### Your goal
Leave the pictures out and print every record below exactly as it stands.

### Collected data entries
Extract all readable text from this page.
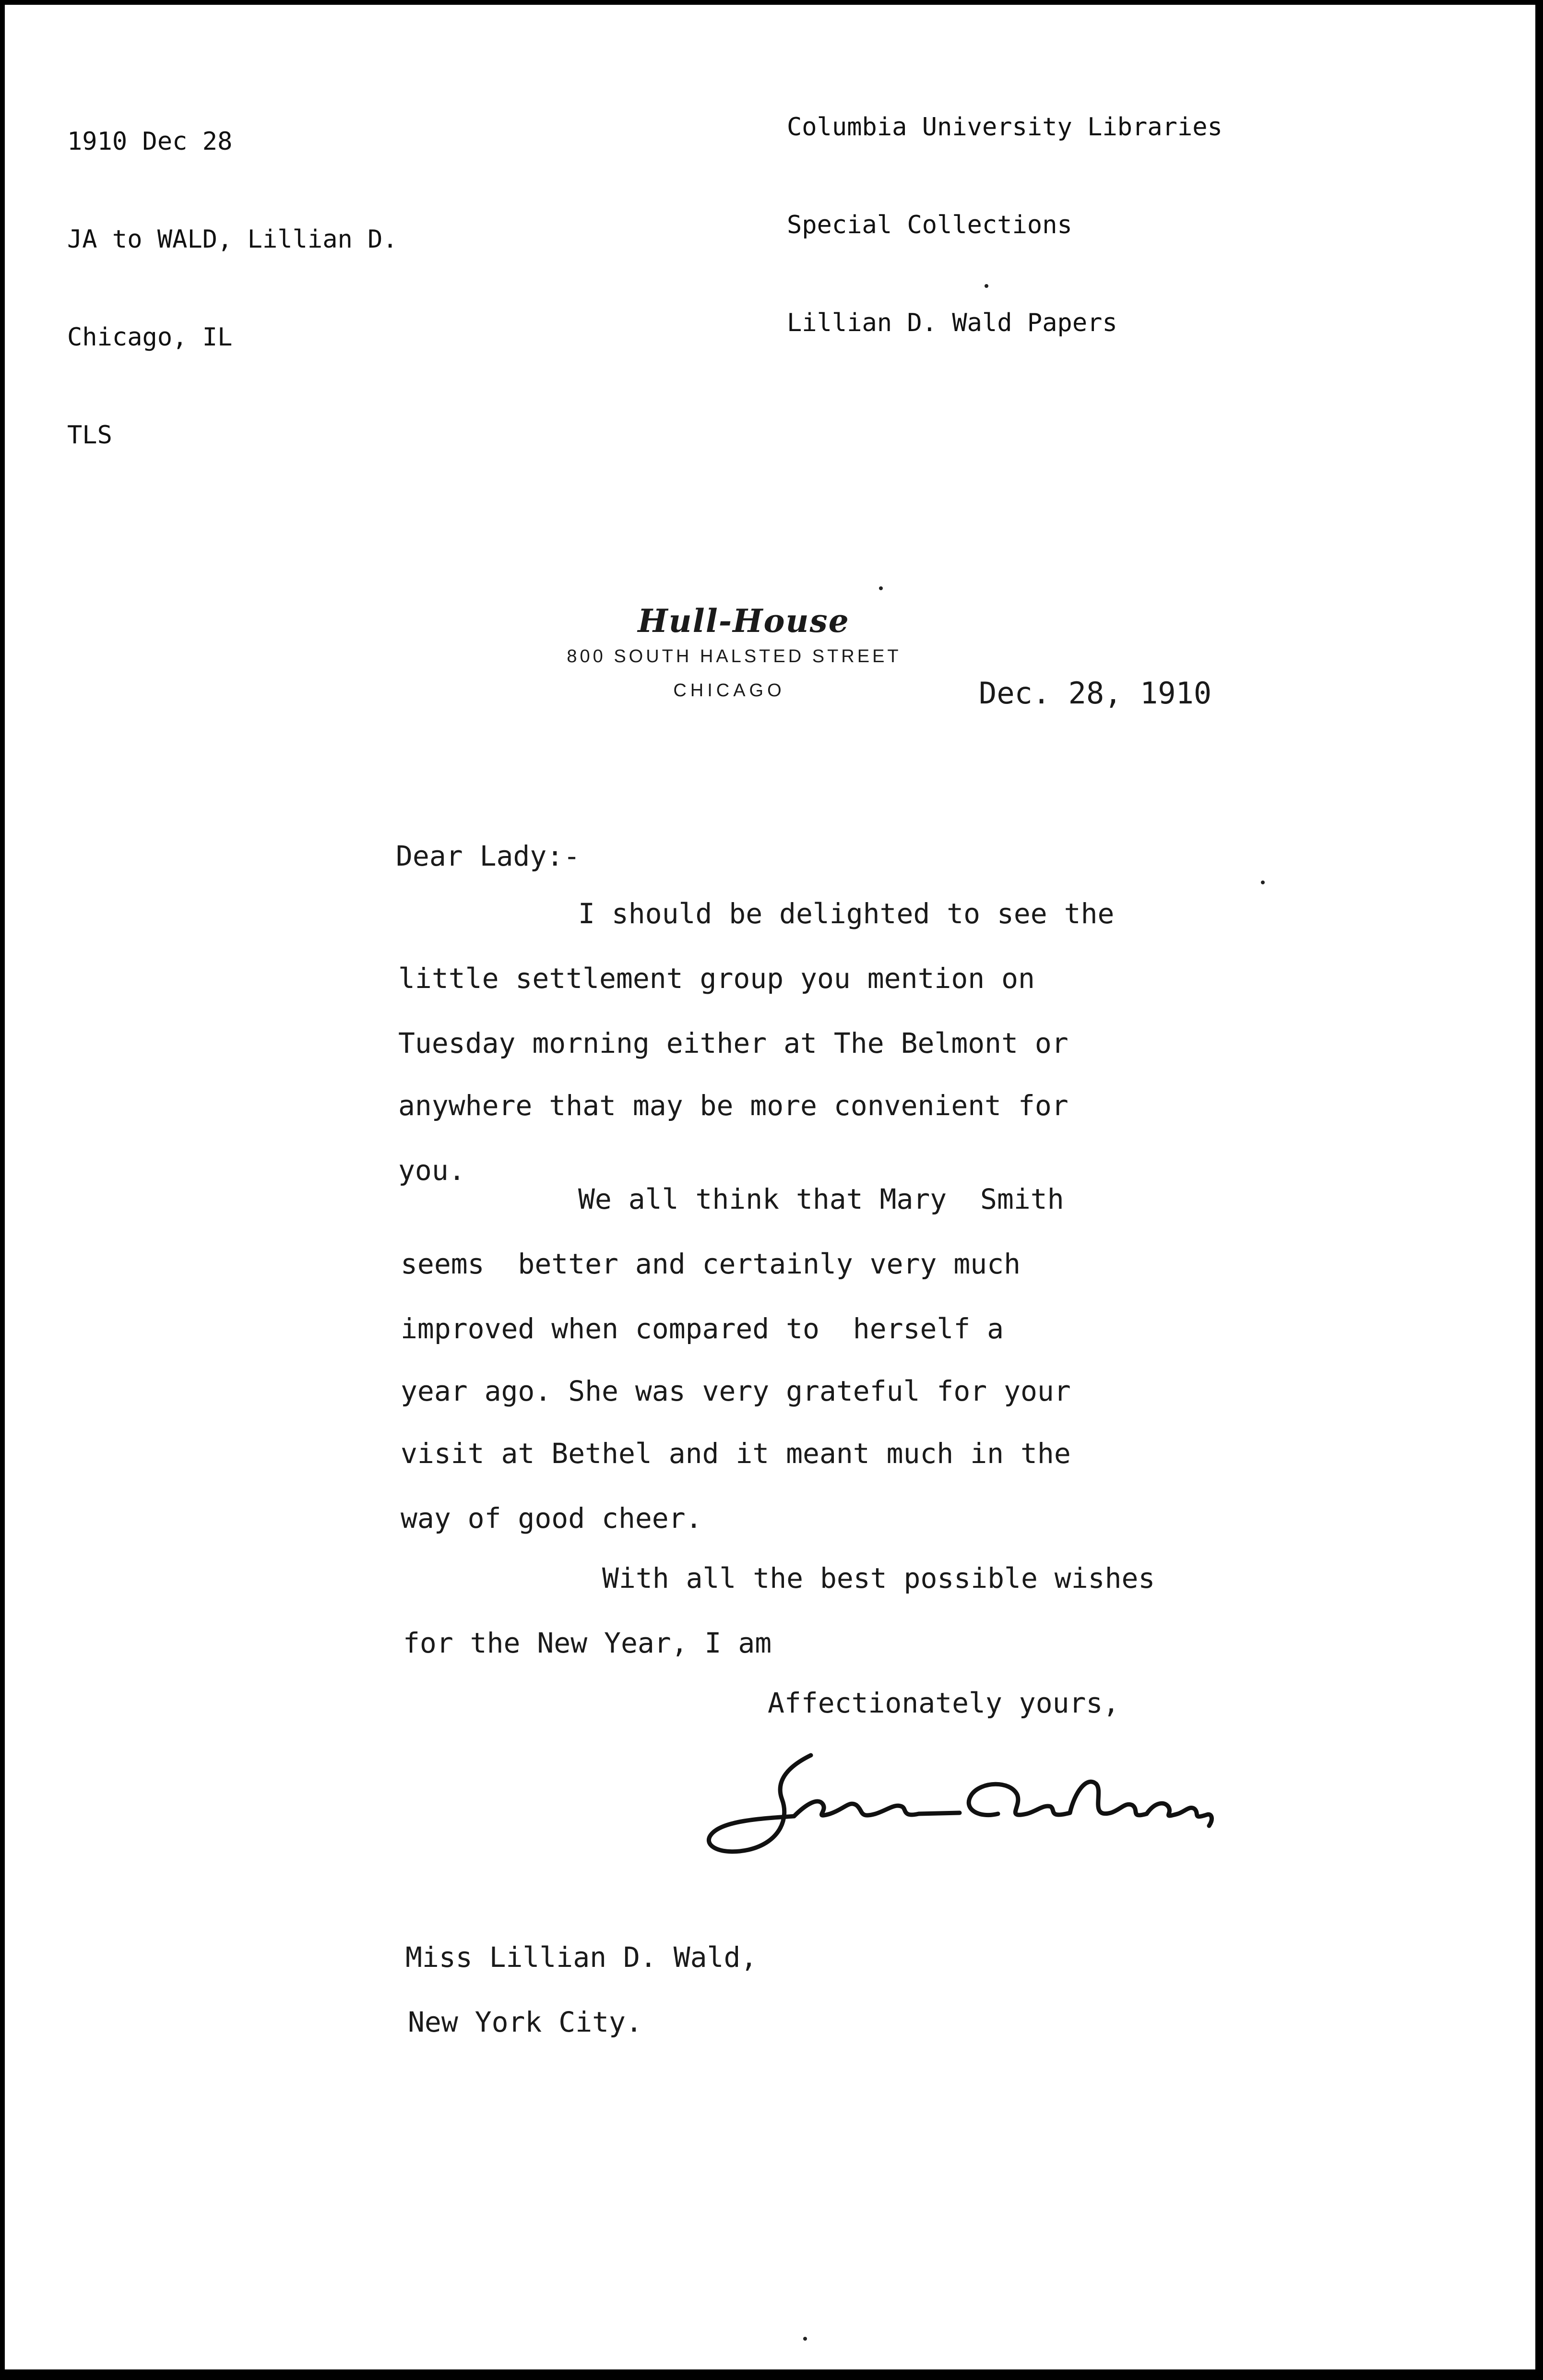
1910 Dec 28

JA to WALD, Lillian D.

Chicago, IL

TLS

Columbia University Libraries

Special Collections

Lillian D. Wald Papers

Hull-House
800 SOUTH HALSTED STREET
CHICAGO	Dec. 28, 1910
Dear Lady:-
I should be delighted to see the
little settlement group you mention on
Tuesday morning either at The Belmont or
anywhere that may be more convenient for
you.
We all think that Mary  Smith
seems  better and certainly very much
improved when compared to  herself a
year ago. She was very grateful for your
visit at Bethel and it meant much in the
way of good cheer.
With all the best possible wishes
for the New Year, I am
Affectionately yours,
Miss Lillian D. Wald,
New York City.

### Answer to this exercise
Extract all readable text from this page.
1910 Dec 28

JA to WALD, Lillian D.

Chicago, IL

TLS

Columbia University Libraries

Special Collections

Lillian D. Wald Papers

Hull-House
800 SOUTH HALSTED STREET
CHICAGO	Dec. 28, 1910
Dear Lady:-
I should be delighted to see the
little settlement group you mention on
Tuesday morning either at The Belmont or
anywhere that may be more convenient for
you.
We all think that Mary  Smith
seems  better and certainly very much
improved when compared to  herself a
year ago. She was very grateful for your
visit at Bethel and it meant much in the
way of good cheer.
With all the best possible wishes
for the New Year, I am
Affectionately yours,
Miss Lillian D. Wald,
New York City.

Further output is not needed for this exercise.